TASK DETAILS: Transcribe the lines of the records starting with the one that has "Serialize everything readable" in it and ending with the last, and transcribe nothing else.

INPUT MATERIAL:
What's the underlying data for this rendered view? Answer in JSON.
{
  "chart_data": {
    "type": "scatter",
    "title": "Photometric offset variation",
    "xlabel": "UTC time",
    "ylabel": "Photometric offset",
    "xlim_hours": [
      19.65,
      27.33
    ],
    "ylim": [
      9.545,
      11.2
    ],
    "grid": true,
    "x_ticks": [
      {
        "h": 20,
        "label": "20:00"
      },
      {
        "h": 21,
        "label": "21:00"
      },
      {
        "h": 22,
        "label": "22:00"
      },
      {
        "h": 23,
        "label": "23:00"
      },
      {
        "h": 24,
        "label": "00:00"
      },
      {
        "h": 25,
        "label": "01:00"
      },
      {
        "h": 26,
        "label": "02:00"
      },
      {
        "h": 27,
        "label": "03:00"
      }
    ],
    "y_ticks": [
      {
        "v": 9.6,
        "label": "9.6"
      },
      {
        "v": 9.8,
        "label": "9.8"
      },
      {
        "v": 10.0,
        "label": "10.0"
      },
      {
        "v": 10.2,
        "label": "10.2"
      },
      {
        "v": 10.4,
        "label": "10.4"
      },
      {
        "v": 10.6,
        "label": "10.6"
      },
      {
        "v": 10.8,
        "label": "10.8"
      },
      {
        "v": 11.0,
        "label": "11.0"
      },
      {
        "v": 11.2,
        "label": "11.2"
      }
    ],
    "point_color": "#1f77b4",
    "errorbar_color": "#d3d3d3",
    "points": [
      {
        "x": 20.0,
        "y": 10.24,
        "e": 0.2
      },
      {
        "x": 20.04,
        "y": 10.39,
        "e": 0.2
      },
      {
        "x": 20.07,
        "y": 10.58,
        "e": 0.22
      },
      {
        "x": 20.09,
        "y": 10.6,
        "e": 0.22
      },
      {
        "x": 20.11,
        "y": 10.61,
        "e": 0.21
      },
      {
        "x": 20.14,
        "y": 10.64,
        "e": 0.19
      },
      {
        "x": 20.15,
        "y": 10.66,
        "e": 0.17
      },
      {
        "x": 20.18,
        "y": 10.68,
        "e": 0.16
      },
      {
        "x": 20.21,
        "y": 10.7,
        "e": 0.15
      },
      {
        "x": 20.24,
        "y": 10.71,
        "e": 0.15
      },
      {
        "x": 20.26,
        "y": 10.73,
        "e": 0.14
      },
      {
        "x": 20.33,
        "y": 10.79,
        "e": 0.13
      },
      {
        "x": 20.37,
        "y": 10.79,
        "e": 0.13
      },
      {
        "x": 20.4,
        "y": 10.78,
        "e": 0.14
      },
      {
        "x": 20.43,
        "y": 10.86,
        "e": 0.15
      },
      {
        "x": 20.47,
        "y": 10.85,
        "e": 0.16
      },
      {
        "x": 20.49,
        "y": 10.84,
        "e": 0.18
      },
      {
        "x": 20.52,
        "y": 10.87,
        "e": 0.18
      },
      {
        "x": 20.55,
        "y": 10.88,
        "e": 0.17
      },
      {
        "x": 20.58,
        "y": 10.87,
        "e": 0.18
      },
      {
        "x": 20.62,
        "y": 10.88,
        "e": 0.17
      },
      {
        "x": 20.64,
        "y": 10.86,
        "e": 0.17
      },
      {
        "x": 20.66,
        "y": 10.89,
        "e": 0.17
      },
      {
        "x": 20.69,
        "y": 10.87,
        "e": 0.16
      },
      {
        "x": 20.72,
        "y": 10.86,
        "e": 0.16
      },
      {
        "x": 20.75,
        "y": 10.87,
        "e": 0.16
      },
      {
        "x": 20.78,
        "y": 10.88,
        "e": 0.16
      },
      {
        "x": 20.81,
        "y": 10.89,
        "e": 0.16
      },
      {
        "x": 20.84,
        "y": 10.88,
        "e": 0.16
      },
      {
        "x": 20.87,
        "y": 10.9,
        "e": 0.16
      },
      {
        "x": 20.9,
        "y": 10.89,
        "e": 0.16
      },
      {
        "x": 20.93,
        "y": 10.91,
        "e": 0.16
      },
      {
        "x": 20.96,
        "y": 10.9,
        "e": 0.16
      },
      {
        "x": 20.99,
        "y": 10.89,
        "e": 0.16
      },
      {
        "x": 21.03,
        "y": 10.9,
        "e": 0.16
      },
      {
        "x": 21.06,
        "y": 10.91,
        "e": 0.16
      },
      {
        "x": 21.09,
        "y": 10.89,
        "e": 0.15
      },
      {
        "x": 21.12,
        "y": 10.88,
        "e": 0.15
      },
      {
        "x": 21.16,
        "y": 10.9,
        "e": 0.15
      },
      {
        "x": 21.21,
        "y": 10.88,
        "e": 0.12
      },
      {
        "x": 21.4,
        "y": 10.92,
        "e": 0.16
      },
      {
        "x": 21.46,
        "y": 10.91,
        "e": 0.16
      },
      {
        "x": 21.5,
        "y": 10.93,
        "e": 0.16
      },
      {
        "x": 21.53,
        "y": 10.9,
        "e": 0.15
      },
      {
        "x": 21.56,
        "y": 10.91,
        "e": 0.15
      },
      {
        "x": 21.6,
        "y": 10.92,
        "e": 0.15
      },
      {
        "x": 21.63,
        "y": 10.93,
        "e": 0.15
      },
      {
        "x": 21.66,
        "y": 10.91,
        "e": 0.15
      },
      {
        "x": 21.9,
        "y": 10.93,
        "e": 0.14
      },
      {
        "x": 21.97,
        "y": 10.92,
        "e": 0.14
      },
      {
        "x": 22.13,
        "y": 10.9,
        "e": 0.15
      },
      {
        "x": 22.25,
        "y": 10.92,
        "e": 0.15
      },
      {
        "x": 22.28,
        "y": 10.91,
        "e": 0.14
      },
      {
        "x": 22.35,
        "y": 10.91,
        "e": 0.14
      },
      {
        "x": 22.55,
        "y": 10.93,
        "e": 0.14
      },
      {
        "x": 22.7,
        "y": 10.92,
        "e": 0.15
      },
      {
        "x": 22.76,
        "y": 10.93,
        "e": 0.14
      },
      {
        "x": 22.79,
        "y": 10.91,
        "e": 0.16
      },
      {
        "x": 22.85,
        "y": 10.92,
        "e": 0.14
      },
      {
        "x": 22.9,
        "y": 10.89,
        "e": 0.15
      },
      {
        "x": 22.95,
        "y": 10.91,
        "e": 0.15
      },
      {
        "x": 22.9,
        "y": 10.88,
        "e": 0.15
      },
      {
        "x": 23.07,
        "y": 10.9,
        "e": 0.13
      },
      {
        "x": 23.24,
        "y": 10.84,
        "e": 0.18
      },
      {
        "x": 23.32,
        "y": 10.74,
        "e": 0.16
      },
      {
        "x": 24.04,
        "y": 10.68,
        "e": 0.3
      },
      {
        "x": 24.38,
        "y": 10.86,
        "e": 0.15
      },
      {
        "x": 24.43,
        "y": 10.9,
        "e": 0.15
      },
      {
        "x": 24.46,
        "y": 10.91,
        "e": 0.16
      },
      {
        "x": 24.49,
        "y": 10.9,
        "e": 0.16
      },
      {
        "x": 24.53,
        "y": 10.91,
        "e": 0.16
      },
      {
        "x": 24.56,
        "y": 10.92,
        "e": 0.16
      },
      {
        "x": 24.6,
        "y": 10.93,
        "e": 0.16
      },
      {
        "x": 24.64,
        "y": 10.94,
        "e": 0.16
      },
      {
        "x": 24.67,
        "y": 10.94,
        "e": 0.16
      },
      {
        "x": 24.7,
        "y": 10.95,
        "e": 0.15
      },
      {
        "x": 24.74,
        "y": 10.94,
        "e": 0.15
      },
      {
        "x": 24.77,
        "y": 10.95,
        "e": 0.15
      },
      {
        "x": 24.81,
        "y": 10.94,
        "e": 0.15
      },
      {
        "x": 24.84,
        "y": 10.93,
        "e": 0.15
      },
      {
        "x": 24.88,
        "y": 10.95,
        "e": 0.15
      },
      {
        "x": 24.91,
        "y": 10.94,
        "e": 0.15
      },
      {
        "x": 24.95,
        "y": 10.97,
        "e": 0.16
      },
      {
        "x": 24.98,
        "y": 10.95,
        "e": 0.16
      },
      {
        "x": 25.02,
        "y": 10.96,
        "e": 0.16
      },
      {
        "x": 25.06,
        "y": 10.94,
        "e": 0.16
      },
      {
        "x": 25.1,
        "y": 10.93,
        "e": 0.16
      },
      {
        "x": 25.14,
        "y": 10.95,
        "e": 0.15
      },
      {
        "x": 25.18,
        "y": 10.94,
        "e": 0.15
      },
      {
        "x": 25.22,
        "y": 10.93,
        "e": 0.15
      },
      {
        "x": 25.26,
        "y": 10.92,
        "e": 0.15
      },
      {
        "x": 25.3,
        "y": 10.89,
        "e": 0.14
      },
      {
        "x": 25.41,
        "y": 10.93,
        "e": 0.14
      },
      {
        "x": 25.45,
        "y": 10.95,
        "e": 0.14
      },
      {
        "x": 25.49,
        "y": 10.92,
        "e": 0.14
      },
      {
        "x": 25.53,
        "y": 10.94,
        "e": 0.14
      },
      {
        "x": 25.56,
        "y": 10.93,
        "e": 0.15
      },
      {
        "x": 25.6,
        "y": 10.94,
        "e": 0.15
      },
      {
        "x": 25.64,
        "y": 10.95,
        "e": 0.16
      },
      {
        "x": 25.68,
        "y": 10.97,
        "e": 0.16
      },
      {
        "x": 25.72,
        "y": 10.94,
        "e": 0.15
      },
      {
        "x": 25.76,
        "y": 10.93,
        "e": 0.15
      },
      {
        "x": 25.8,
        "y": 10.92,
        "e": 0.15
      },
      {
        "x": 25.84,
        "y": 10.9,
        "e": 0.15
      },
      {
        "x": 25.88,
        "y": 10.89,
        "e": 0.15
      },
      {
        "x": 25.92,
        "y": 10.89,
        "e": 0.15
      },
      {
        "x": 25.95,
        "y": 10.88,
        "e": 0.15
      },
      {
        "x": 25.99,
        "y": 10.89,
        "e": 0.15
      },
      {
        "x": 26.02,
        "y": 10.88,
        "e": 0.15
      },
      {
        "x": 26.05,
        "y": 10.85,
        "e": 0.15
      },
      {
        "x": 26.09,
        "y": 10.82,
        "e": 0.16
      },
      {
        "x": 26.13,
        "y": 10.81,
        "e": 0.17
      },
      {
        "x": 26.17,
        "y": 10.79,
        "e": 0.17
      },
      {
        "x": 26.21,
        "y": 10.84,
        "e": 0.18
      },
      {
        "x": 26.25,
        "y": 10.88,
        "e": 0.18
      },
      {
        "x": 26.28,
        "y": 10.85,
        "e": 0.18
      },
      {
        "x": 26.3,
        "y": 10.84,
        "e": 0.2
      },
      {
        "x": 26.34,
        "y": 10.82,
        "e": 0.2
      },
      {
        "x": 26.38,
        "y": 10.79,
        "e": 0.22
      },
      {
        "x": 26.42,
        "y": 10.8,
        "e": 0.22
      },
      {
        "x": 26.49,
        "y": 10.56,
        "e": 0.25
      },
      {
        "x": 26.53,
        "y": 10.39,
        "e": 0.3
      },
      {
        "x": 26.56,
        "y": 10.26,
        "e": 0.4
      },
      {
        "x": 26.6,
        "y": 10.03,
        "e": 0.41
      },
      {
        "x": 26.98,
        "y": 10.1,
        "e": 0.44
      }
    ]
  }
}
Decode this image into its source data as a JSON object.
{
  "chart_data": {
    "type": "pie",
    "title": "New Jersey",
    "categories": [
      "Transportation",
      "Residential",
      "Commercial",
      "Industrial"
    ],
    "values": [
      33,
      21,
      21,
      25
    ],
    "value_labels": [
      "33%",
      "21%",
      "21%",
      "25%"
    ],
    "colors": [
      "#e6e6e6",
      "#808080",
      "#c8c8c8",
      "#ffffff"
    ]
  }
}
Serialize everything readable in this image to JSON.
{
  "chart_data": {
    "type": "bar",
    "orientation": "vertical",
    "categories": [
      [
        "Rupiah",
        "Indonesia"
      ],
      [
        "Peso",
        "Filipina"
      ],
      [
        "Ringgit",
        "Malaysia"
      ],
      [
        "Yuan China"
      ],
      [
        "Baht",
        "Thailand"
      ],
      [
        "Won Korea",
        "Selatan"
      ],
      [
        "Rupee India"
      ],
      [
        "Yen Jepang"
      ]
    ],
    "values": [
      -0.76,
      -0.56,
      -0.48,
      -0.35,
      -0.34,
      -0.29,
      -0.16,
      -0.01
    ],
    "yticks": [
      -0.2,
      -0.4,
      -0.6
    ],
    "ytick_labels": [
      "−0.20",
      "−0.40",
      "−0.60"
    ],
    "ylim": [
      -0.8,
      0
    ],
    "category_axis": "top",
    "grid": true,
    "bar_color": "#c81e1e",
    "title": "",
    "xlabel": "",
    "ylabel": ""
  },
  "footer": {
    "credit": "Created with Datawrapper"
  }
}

REPLY:
Serialize everything readable in this image to JSON.
{
  "chart_data": {
    "type": "bar",
    "orientation": "vertical",
    "categories": [
      [
        "Rupiah",
        "Indonesia"
      ],
      [
        "Peso",
        "Filipina"
      ],
      [
        "Ringgit",
        "Malaysia"
      ],
      [
        "Yuan China"
      ],
      [
        "Baht",
        "Thailand"
      ],
      [
        "Won Korea",
        "Selatan"
      ],
      [
        "Rupee India"
      ],
      [
        "Yen Jepang"
      ]
    ],
    "values": [
      -0.76,
      -0.56,
      -0.48,
      -0.35,
      -0.34,
      -0.29,
      -0.16,
      -0.01
    ],
    "yticks": [
      -0.2,
      -0.4,
      -0.6
    ],
    "ytick_labels": [
      "−0.20",
      "−0.40",
      "−0.60"
    ],
    "ylim": [
      -0.8,
      0
    ],
    "category_axis": "top",
    "grid": true,
    "bar_color": "#c81e1e",
    "title": "",
    "xlabel": "",
    "ylabel": ""
  },
  "footer": {
    "credit": "Created with Datawrapper"
  }
}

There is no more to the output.